WRITTEN TASK. Pull out every line in the data that has the string "test" in it.

EXTRACTED INFORMATION.
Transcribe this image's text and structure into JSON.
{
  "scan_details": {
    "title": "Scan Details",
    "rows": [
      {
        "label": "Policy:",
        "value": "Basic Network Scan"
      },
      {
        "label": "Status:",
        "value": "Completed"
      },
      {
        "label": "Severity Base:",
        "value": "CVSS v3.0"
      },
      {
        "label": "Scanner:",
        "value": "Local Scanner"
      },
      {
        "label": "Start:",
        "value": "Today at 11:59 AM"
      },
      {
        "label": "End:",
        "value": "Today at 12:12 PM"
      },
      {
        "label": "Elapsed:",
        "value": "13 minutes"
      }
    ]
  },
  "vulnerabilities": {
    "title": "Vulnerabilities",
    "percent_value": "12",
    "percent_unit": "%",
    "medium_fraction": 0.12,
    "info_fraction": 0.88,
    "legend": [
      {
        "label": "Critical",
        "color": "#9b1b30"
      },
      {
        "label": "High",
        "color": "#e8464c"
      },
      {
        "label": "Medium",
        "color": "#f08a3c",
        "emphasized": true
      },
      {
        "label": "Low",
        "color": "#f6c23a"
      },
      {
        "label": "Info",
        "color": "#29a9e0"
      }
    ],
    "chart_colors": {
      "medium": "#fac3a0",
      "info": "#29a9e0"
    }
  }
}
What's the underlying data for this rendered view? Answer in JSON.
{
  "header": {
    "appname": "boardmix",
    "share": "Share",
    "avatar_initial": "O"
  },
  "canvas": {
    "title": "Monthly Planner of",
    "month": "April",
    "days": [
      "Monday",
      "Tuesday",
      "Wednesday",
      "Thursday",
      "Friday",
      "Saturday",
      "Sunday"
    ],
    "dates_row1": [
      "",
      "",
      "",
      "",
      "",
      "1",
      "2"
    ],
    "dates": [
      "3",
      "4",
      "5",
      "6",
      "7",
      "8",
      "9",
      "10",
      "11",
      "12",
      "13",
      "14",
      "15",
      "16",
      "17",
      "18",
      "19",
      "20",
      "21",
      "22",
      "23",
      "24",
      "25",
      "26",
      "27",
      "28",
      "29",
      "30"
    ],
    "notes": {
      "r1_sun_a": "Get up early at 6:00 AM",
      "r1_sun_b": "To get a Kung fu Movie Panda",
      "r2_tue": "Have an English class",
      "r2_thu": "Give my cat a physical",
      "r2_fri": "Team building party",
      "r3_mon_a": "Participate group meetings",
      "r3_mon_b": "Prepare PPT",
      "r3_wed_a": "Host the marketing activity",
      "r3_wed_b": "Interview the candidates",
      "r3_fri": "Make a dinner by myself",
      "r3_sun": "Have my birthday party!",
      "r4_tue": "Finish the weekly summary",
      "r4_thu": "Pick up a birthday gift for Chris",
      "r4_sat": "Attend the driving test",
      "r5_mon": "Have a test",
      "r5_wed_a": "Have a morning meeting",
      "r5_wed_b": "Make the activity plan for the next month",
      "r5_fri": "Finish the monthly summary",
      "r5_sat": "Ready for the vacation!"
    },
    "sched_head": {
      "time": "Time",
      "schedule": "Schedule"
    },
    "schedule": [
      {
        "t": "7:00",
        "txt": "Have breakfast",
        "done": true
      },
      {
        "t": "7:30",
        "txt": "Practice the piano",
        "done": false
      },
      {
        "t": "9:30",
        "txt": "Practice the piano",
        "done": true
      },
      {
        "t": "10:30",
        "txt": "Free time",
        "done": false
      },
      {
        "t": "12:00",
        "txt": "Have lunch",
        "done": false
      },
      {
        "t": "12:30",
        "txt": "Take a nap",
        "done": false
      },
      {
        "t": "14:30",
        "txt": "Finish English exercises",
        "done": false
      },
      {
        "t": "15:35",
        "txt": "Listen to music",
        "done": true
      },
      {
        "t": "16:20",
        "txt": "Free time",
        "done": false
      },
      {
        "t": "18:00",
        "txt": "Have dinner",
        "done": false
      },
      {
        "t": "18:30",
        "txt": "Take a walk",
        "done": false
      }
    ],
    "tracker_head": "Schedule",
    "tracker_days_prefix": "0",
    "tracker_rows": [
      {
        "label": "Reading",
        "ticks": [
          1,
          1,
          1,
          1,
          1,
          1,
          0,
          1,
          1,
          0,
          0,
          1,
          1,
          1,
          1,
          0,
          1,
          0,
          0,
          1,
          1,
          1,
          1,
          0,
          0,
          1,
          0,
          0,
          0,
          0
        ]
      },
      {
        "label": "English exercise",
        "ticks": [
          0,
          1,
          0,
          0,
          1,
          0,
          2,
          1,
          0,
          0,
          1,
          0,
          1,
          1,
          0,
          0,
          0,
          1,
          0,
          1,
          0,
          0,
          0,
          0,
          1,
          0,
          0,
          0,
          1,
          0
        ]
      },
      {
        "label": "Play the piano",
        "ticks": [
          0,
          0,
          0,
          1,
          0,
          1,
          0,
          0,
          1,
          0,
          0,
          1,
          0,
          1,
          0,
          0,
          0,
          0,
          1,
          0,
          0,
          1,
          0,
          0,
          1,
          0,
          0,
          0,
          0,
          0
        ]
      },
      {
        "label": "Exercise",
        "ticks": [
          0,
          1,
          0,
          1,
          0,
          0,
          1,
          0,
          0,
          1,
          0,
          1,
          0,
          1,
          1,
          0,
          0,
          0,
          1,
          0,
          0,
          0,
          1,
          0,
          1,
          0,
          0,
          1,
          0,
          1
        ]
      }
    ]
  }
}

CORRECT ANSWER.
      "r4_sat": "Attend the driving test",
      "r5_mon": "Have a test",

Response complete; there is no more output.